Write out all of the lines below, exactly and completely.

------ Records to use

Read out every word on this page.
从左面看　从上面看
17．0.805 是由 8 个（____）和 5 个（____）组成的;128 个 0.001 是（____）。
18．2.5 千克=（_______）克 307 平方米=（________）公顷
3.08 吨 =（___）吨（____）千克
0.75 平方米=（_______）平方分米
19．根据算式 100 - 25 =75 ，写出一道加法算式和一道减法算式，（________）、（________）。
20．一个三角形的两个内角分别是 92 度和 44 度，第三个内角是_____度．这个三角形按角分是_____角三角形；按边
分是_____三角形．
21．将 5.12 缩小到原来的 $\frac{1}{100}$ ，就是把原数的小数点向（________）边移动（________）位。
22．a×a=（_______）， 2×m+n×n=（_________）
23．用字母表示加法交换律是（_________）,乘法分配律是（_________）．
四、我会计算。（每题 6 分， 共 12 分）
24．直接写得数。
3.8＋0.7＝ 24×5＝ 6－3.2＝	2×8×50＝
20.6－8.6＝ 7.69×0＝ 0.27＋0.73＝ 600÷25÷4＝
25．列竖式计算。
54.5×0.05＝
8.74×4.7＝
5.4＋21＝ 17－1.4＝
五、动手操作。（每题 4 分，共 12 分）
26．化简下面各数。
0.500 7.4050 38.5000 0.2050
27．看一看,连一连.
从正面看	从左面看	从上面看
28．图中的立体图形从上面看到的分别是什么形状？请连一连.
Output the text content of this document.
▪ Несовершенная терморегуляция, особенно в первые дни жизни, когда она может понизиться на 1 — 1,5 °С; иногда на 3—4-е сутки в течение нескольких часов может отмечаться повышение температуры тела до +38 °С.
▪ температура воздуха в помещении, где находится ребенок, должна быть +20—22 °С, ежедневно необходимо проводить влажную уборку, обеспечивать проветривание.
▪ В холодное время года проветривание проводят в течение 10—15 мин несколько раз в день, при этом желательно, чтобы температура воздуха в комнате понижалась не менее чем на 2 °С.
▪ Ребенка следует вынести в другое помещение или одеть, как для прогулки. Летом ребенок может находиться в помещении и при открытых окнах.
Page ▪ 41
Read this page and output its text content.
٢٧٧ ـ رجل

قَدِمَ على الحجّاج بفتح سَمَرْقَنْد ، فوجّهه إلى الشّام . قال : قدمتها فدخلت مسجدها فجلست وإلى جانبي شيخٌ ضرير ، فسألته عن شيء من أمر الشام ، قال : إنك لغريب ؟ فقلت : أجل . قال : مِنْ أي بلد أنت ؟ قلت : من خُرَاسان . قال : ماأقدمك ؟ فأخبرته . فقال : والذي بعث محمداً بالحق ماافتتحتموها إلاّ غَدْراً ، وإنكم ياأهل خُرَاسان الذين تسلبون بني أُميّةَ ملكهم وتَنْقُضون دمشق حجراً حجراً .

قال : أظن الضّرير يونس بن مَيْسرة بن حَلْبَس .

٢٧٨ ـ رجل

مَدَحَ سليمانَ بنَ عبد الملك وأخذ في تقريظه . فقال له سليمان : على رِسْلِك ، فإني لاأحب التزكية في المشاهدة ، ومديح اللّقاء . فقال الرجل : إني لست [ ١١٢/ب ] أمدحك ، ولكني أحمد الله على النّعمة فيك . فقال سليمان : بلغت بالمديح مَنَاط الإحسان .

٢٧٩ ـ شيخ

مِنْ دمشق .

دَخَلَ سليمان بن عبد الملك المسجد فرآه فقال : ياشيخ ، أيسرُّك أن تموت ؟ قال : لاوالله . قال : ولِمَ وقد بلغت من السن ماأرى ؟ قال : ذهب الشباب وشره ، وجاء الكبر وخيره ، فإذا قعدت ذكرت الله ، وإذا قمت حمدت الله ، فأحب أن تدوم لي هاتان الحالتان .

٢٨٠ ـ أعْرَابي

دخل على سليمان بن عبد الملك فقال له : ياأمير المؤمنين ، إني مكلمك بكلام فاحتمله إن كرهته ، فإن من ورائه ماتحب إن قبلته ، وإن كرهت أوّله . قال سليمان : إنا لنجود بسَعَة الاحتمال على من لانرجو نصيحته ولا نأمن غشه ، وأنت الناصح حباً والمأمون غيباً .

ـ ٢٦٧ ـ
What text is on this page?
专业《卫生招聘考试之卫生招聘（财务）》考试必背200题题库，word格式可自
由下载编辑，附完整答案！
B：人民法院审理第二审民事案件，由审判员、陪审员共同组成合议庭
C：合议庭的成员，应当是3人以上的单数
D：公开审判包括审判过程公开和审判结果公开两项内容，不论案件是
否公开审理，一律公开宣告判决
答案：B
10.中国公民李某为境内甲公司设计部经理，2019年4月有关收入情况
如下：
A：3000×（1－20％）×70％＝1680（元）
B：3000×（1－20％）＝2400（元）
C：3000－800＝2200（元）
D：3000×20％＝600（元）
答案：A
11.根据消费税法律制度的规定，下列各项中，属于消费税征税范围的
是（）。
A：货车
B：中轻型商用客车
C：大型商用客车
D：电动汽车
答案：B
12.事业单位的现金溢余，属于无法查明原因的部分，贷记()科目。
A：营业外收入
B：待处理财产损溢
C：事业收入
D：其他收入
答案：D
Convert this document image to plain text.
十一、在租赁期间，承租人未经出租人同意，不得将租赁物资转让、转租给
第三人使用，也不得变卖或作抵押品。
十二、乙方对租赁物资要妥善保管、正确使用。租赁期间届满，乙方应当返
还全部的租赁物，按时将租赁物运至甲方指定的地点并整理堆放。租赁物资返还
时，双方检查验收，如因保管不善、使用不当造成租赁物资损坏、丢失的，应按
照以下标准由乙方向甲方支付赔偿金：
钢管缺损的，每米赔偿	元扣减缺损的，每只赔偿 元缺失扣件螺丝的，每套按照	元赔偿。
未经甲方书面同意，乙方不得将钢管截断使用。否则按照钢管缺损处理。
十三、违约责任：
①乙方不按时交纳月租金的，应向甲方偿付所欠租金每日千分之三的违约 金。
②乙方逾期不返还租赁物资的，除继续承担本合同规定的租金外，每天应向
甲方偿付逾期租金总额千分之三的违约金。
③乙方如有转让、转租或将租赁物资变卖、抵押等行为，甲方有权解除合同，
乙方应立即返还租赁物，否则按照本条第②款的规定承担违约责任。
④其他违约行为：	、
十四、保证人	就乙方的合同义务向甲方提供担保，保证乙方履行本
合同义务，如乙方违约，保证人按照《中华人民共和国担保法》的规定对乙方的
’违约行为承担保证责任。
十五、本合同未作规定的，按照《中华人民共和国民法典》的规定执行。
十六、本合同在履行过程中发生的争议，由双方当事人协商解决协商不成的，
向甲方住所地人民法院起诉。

------------

== Complete output ==
Read out every word on this page.
从左面看　从上面看
17．0.805 是由 8 个（____）和 5 个（____）组成的;128 个 0.001 是（____）。
18．2.5 千克=（_______）克 307 平方米=（________）公顷
3.08 吨 =（___）吨（____）千克
0.75 平方米=（_______）平方分米
19．根据算式 100 - 25 =75 ，写出一道加法算式和一道减法算式，（________）、（________）。
20．一个三角形的两个内角分别是 92 度和 44 度，第三个内角是_____度．这个三角形按角分是_____角三角形；按边
分是_____三角形．
21．将 5.12 缩小到原来的 $\frac{1}{100}$ ，就是把原数的小数点向（________）边移动（________）位。
22．a×a=（_______）， 2×m+n×n=（_________）
23．用字母表示加法交换律是（_________）,乘法分配律是（_________）．
四、我会计算。（每题 6 分， 共 12 分）
24．直接写得数。
3.8＋0.7＝ 24×5＝ 6－3.2＝	2×8×50＝
20.6－8.6＝ 7.69×0＝ 0.27＋0.73＝ 600÷25÷4＝
25．列竖式计算。
54.5×0.05＝
8.74×4.7＝
5.4＋21＝ 17－1.4＝
五、动手操作。（每题 4 分，共 12 分）
26．化简下面各数。
0.500 7.4050 38.5000 0.2050
27．看一看,连一连.
从正面看	从左面看	从上面看
28．图中的立体图形从上面看到的分别是什么形状？请连一连.
Output the text content of this document.
▪ Несовершенная терморегуляция, особенно в первые дни жизни, когда она может понизиться на 1 — 1,5 °С; иногда на 3—4-е сутки в течение нескольких часов может отмечаться повышение температуры тела до +38 °С.
▪ температура воздуха в помещении, где находится ребенок, должна быть +20—22 °С, ежедневно необходимо проводить влажную уборку, обеспечивать проветривание.
▪ В холодное время года проветривание проводят в течение 10—15 мин несколько раз в день, при этом желательно, чтобы температура воздуха в комнате понижалась не менее чем на 2 °С.
▪ Ребенка следует вынести в другое помещение или одеть, как для прогулки. Летом ребенок может находиться в помещении и при открытых окнах.
Page ▪ 41
Read this page and output its text content.
٢٧٧ ـ رجل

قَدِمَ على الحجّاج بفتح سَمَرْقَنْد ، فوجّهه إلى الشّام . قال : قدمتها فدخلت مسجدها فجلست وإلى جانبي شيخٌ ضرير ، فسألته عن شيء من أمر الشام ، قال : إنك لغريب ؟ فقلت : أجل . قال : مِنْ أي بلد أنت ؟ قلت : من خُرَاسان . قال : ماأقدمك ؟ فأخبرته . فقال : والذي بعث محمداً بالحق ماافتتحتموها إلاّ غَدْراً ، وإنكم ياأهل خُرَاسان الذين تسلبون بني أُميّةَ ملكهم وتَنْقُضون دمشق حجراً حجراً .

قال : أظن الضّرير يونس بن مَيْسرة بن حَلْبَس .

٢٧٨ ـ رجل

مَدَحَ سليمانَ بنَ عبد الملك وأخذ في تقريظه . فقال له سليمان : على رِسْلِك ، فإني لاأحب التزكية في المشاهدة ، ومديح اللّقاء . فقال الرجل : إني لست [ ١١٢/ب ] أمدحك ، ولكني أحمد الله على النّعمة فيك . فقال سليمان : بلغت بالمديح مَنَاط الإحسان .

٢٧٩ ـ شيخ

مِنْ دمشق .

دَخَلَ سليمان بن عبد الملك المسجد فرآه فقال : ياشيخ ، أيسرُّك أن تموت ؟ قال : لاوالله . قال : ولِمَ وقد بلغت من السن ماأرى ؟ قال : ذهب الشباب وشره ، وجاء الكبر وخيره ، فإذا قعدت ذكرت الله ، وإذا قمت حمدت الله ، فأحب أن تدوم لي هاتان الحالتان .

٢٨٠ ـ أعْرَابي

دخل على سليمان بن عبد الملك فقال له : ياأمير المؤمنين ، إني مكلمك بكلام فاحتمله إن كرهته ، فإن من ورائه ماتحب إن قبلته ، وإن كرهت أوّله . قال سليمان : إنا لنجود بسَعَة الاحتمال على من لانرجو نصيحته ولا نأمن غشه ، وأنت الناصح حباً والمأمون غيباً .

ـ ٢٦٧ ـ
What text is on this page?
专业《卫生招聘考试之卫生招聘（财务）》考试必背200题题库，word格式可自
由下载编辑，附完整答案！
B：人民法院审理第二审民事案件，由审判员、陪审员共同组成合议庭
C：合议庭的成员，应当是3人以上的单数
D：公开审判包括审判过程公开和审判结果公开两项内容，不论案件是
否公开审理，一律公开宣告判决
答案：B
10.中国公民李某为境内甲公司设计部经理，2019年4月有关收入情况
如下：
A：3000×（1－20％）×70％＝1680（元）
B：3000×（1－20％）＝2400（元）
C：3000－800＝2200（元）
D：3000×20％＝600（元）
答案：A
11.根据消费税法律制度的规定，下列各项中，属于消费税征税范围的
是（）。
A：货车
B：中轻型商用客车
C：大型商用客车
D：电动汽车
答案：B
12.事业单位的现金溢余，属于无法查明原因的部分，贷记()科目。
A：营业外收入
B：待处理财产损溢
C：事业收入
D：其他收入
答案：D
Convert this document image to plain text.
十一、在租赁期间，承租人未经出租人同意，不得将租赁物资转让、转租给
第三人使用，也不得变卖或作抵押品。
十二、乙方对租赁物资要妥善保管、正确使用。租赁期间届满，乙方应当返
还全部的租赁物，按时将租赁物运至甲方指定的地点并整理堆放。租赁物资返还
时，双方检查验收，如因保管不善、使用不当造成租赁物资损坏、丢失的，应按
照以下标准由乙方向甲方支付赔偿金：
钢管缺损的，每米赔偿	元扣减缺损的，每只赔偿 元缺失扣件螺丝的，每套按照	元赔偿。
未经甲方书面同意，乙方不得将钢管截断使用。否则按照钢管缺损处理。
十三、违约责任：
①乙方不按时交纳月租金的，应向甲方偿付所欠租金每日千分之三的违约 金。
②乙方逾期不返还租赁物资的，除继续承担本合同规定的租金外，每天应向
甲方偿付逾期租金总额千分之三的违约金。
③乙方如有转让、转租或将租赁物资变卖、抵押等行为，甲方有权解除合同，
乙方应立即返还租赁物，否则按照本条第②款的规定承担违约责任。
④其他违约行为：	、
十四、保证人	就乙方的合同义务向甲方提供担保，保证乙方履行本
合同义务，如乙方违约，保证人按照《中华人民共和国担保法》的规定对乙方的
’违约行为承担保证责任。
十五、本合同未作规定的，按照《中华人民共和国民法典》的规定执行。
十六、本合同在履行过程中发生的争议，由双方当事人协商解决协商不成的，
向甲方住所地人民法院起诉。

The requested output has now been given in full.